BEGIN Records provided

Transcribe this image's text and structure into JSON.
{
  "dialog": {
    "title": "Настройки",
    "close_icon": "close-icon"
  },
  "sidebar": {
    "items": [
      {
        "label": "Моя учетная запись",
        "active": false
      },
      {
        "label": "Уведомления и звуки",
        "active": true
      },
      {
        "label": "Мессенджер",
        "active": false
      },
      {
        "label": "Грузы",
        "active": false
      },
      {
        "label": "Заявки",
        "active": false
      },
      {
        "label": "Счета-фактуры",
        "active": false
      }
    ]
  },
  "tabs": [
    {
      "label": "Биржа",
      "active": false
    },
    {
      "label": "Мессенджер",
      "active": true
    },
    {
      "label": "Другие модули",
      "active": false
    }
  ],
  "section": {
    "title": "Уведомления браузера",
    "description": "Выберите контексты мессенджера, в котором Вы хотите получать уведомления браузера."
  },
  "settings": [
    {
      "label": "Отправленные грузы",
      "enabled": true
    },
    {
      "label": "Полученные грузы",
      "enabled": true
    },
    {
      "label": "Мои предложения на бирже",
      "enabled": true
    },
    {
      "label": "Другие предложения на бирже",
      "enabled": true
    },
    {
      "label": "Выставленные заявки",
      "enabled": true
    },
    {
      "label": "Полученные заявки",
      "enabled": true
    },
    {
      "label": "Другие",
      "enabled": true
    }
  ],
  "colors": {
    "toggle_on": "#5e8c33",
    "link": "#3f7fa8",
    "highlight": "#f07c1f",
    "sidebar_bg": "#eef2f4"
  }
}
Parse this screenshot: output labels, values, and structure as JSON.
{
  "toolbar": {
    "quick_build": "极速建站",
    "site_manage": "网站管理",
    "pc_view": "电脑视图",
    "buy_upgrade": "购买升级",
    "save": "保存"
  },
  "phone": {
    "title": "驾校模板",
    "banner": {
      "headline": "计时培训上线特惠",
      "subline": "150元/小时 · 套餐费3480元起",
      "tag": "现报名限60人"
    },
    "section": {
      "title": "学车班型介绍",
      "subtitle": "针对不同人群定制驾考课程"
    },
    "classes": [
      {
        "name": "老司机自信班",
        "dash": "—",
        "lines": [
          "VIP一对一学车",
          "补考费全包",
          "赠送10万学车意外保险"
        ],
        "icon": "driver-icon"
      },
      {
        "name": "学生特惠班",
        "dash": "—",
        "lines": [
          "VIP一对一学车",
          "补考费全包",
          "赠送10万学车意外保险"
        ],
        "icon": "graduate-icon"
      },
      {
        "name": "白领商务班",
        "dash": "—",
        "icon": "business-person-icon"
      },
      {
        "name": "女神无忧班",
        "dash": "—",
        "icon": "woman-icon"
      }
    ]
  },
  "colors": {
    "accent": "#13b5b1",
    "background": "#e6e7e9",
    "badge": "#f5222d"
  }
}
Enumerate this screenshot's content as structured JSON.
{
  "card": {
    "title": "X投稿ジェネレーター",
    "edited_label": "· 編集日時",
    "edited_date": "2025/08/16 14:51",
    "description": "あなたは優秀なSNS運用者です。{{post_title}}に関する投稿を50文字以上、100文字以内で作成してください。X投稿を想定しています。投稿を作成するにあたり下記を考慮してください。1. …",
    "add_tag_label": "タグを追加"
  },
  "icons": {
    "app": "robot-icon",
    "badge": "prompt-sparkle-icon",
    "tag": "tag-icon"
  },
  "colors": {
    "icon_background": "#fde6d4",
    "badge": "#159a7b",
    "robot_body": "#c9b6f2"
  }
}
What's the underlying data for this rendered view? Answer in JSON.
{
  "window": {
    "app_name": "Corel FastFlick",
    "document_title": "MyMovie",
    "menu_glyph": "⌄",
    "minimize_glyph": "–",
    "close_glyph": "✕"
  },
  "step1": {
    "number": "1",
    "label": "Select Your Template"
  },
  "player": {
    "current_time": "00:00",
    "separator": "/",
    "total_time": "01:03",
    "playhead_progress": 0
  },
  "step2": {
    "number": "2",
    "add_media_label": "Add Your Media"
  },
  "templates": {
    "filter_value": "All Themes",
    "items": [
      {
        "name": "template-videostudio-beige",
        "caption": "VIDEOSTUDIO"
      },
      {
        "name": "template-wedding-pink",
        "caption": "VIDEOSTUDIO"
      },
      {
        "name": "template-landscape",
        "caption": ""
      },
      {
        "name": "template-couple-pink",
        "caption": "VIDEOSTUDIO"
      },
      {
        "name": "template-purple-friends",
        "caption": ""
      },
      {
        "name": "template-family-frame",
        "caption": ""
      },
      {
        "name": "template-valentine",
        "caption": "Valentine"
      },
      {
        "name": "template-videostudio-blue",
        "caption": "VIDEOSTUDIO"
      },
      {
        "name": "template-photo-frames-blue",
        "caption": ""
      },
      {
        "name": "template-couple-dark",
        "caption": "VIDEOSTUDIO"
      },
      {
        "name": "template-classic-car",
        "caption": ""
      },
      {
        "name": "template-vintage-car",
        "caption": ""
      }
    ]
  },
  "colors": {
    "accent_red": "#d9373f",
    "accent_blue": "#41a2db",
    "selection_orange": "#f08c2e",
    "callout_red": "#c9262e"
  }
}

END Records provided

▶ _Given instruction_
Reproduce the full listing exactly.

▶ _Result_
Transcribe this image's text and structure into JSON.
{
  "dialog": {
    "title": "Настройки",
    "close_icon": "close-icon"
  },
  "sidebar": {
    "items": [
      {
        "label": "Моя учетная запись",
        "active": false
      },
      {
        "label": "Уведомления и звуки",
        "active": true
      },
      {
        "label": "Мессенджер",
        "active": false
      },
      {
        "label": "Грузы",
        "active": false
      },
      {
        "label": "Заявки",
        "active": false
      },
      {
        "label": "Счета-фактуры",
        "active": false
      }
    ]
  },
  "tabs": [
    {
      "label": "Биржа",
      "active": false
    },
    {
      "label": "Мессенджер",
      "active": true
    },
    {
      "label": "Другие модули",
      "active": false
    }
  ],
  "section": {
    "title": "Уведомления браузера",
    "description": "Выберите контексты мессенджера, в котором Вы хотите получать уведомления браузера."
  },
  "settings": [
    {
      "label": "Отправленные грузы",
      "enabled": true
    },
    {
      "label": "Полученные грузы",
      "enabled": true
    },
    {
      "label": "Мои предложения на бирже",
      "enabled": true
    },
    {
      "label": "Другие предложения на бирже",
      "enabled": true
    },
    {
      "label": "Выставленные заявки",
      "enabled": true
    },
    {
      "label": "Полученные заявки",
      "enabled": true
    },
    {
      "label": "Другие",
      "enabled": true
    }
  ],
  "colors": {
    "toggle_on": "#5e8c33",
    "link": "#3f7fa8",
    "highlight": "#f07c1f",
    "sidebar_bg": "#eef2f4"
  }
}
Parse this screenshot: output labels, values, and structure as JSON.
{
  "toolbar": {
    "quick_build": "极速建站",
    "site_manage": "网站管理",
    "pc_view": "电脑视图",
    "buy_upgrade": "购买升级",
    "save": "保存"
  },
  "phone": {
    "title": "驾校模板",
    "banner": {
      "headline": "计时培训上线特惠",
      "subline": "150元/小时 · 套餐费3480元起",
      "tag": "现报名限60人"
    },
    "section": {
      "title": "学车班型介绍",
      "subtitle": "针对不同人群定制驾考课程"
    },
    "classes": [
      {
        "name": "老司机自信班",
        "dash": "—",
        "lines": [
          "VIP一对一学车",
          "补考费全包",
          "赠送10万学车意外保险"
        ],
        "icon": "driver-icon"
      },
      {
        "name": "学生特惠班",
        "dash": "—",
        "lines": [
          "VIP一对一学车",
          "补考费全包",
          "赠送10万学车意外保险"
        ],
        "icon": "graduate-icon"
      },
      {
        "name": "白领商务班",
        "dash": "—",
        "icon": "business-person-icon"
      },
      {
        "name": "女神无忧班",
        "dash": "—",
        "icon": "woman-icon"
      }
    ]
  },
  "colors": {
    "accent": "#13b5b1",
    "background": "#e6e7e9",
    "badge": "#f5222d"
  }
}
Enumerate this screenshot's content as structured JSON.
{
  "card": {
    "title": "X投稿ジェネレーター",
    "edited_label": "· 編集日時",
    "edited_date": "2025/08/16 14:51",
    "description": "あなたは優秀なSNS運用者です。{{post_title}}に関する投稿を50文字以上、100文字以内で作成してください。X投稿を想定しています。投稿を作成するにあたり下記を考慮してください。1. …",
    "add_tag_label": "タグを追加"
  },
  "icons": {
    "app": "robot-icon",
    "badge": "prompt-sparkle-icon",
    "tag": "tag-icon"
  },
  "colors": {
    "icon_background": "#fde6d4",
    "badge": "#159a7b",
    "robot_body": "#c9b6f2"
  }
}
What's the underlying data for this rendered view? Answer in JSON.
{
  "window": {
    "app_name": "Corel FastFlick",
    "document_title": "MyMovie",
    "menu_glyph": "⌄",
    "minimize_glyph": "–",
    "close_glyph": "✕"
  },
  "step1": {
    "number": "1",
    "label": "Select Your Template"
  },
  "player": {
    "current_time": "00:00",
    "separator": "/",
    "total_time": "01:03",
    "playhead_progress": 0
  },
  "step2": {
    "number": "2",
    "add_media_label": "Add Your Media"
  },
  "templates": {
    "filter_value": "All Themes",
    "items": [
      {
        "name": "template-videostudio-beige",
        "caption": "VIDEOSTUDIO"
      },
      {
        "name": "template-wedding-pink",
        "caption": "VIDEOSTUDIO"
      },
      {
        "name": "template-landscape",
        "caption": ""
      },
      {
        "name": "template-couple-pink",
        "caption": "VIDEOSTUDIO"
      },
      {
        "name": "template-purple-friends",
        "caption": ""
      },
      {
        "name": "template-family-frame",
        "caption": ""
      },
      {
        "name": "template-valentine",
        "caption": "Valentine"
      },
      {
        "name": "template-videostudio-blue",
        "caption": "VIDEOSTUDIO"
      },
      {
        "name": "template-photo-frames-blue",
        "caption": ""
      },
      {
        "name": "template-couple-dark",
        "caption": "VIDEOSTUDIO"
      },
      {
        "name": "template-classic-car",
        "caption": ""
      },
      {
        "name": "template-vintage-car",
        "caption": ""
      }
    ]
  },
  "colors": {
    "accent_red": "#d9373f",
    "accent_blue": "#41a2db",
    "selection_orange": "#f08c2e",
    "callout_red": "#c9262e"
  }
}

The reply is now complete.